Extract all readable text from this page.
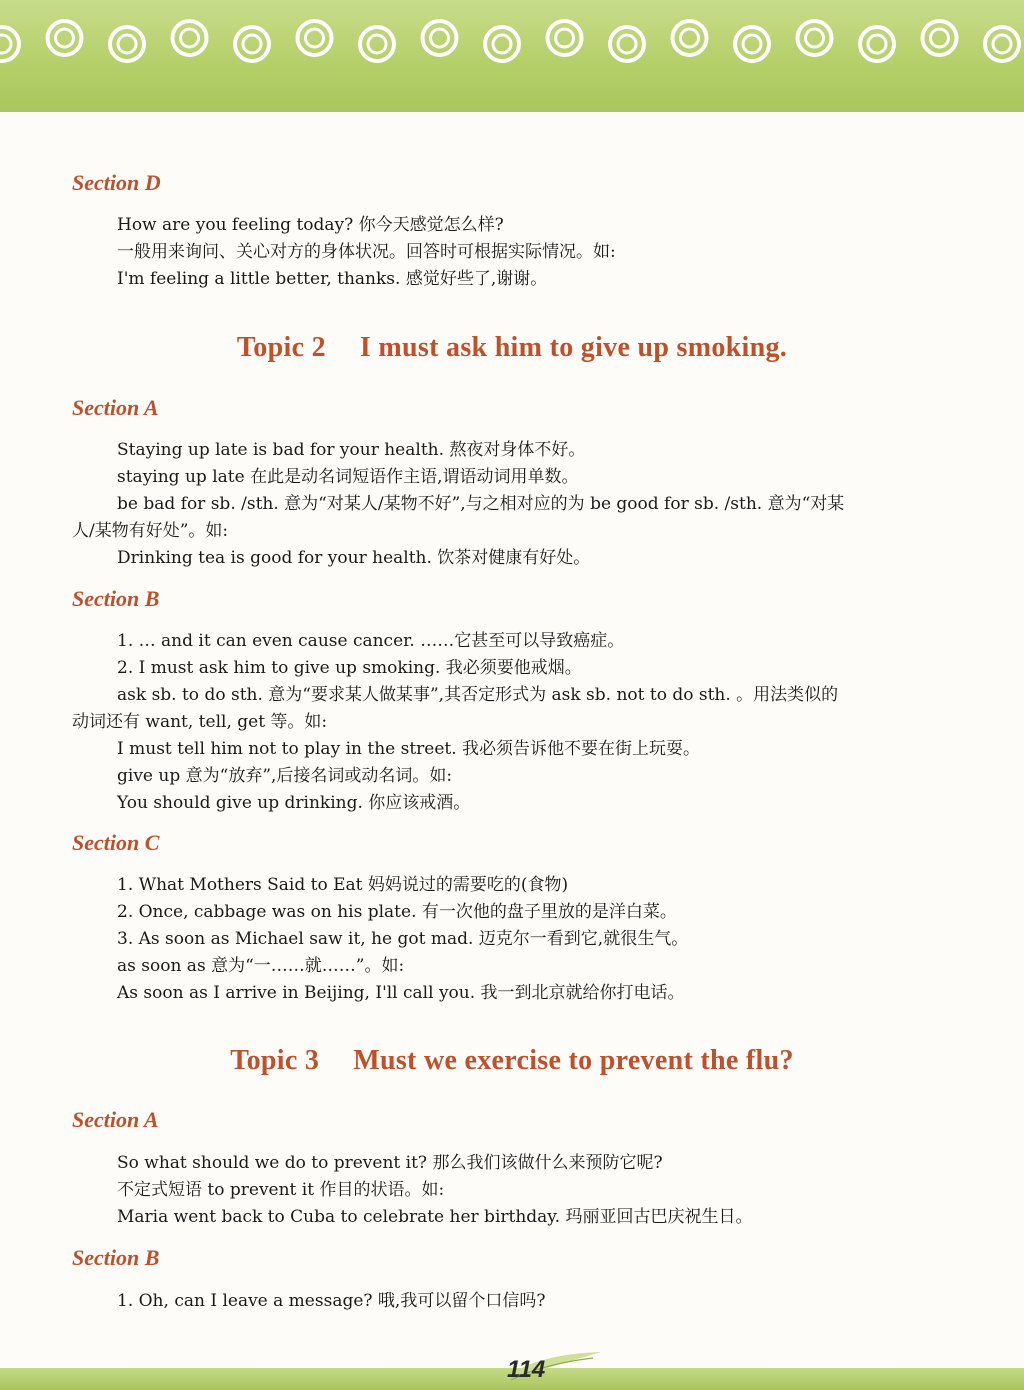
Section D
How are you feeling today? 你今天感觉怎么样?
一般用来询问、关心对方的身体状况。回答时可根据实际情况。如:
I'm feeling a little better, thanks. 感觉好些了,谢谢。
Topic 2 I must ask him to give up smoking.
Section A
Staying up late is bad for your health. 熬夜对身体不好。
staying up late 在此是动名词短语作主语,谓语动词用单数。
be bad for sb. /sth. 意为“对某人/某物不好”,与之相对应的为 be good for sb. /sth. 意为“对某
人/某物有好处”。如:
Drinking tea is good for your health. 饮茶对健康有好处。
Section B
1. … and it can even cause cancer. ……它甚至可以导致癌症。
2. I must ask him to give up smoking. 我必须要他戒烟。
ask sb. to do sth. 意为“要求某人做某事”,其否定形式为 ask sb. not to do sth. 。用法类似的
动词还有 want, tell, get 等。如:
I must tell him not to play in the street. 我必须告诉他不要在街上玩耍。
give up 意为“放弃”,后接名词或动名词。如:
You should give up drinking. 你应该戒酒。
Section C
1. What Mothers Said to Eat 妈妈说过的需要吃的(食物)
2. Once, cabbage was on his plate. 有一次他的盘子里放的是洋白菜。
3. As soon as Michael saw it, he got mad. 迈克尔一看到它,就很生气。
as soon as 意为“一……就……”。如:
As soon as I arrive in Beijing, I'll call you. 我一到北京就给你打电话。
Topic 3 Must we exercise to prevent the flu?
Section A
So what should we do to prevent it? 那么我们该做什么来预防它呢?
不定式短语 to prevent it 作目的状语。如:
Maria went back to Cuba to celebrate her birthday. 玛丽亚回古巴庆祝生日。
Section B
1. Oh, can I leave a message? 哦,我可以留个口信吗?
114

--

— Task to complete —
Your task is to retype all the entries exactly and leave out any pictures.

— Full output —
Extract all readable text from this page.
Section D
How are you feeling today? 你今天感觉怎么样?
一般用来询问、关心对方的身体状况。回答时可根据实际情况。如:
I'm feeling a little better, thanks. 感觉好些了,谢谢。
Topic 2 I must ask him to give up smoking.
Section A
Staying up late is bad for your health. 熬夜对身体不好。
staying up late 在此是动名词短语作主语,谓语动词用单数。
be bad for sb. /sth. 意为“对某人/某物不好”,与之相对应的为 be good for sb. /sth. 意为“对某
人/某物有好处”。如:
Drinking tea is good for your health. 饮茶对健康有好处。
Section B
1. … and it can even cause cancer. ……它甚至可以导致癌症。
2. I must ask him to give up smoking. 我必须要他戒烟。
ask sb. to do sth. 意为“要求某人做某事”,其否定形式为 ask sb. not to do sth. 。用法类似的
动词还有 want, tell, get 等。如:
I must tell him not to play in the street. 我必须告诉他不要在街上玩耍。
give up 意为“放弃”,后接名词或动名词。如:
You should give up drinking. 你应该戒酒。
Section C
1. What Mothers Said to Eat 妈妈说过的需要吃的(食物)
2. Once, cabbage was on his plate. 有一次他的盘子里放的是洋白菜。
3. As soon as Michael saw it, he got mad. 迈克尔一看到它,就很生气。
as soon as 意为“一……就……”。如:
As soon as I arrive in Beijing, I'll call you. 我一到北京就给你打电话。
Topic 3 Must we exercise to prevent the flu?
Section A
So what should we do to prevent it? 那么我们该做什么来预防它呢?
不定式短语 to prevent it 作目的状语。如:
Maria went back to Cuba to celebrate her birthday. 玛丽亚回古巴庆祝生日。
Section B
1. Oh, can I leave a message? 哦,我可以留个口信吗?
114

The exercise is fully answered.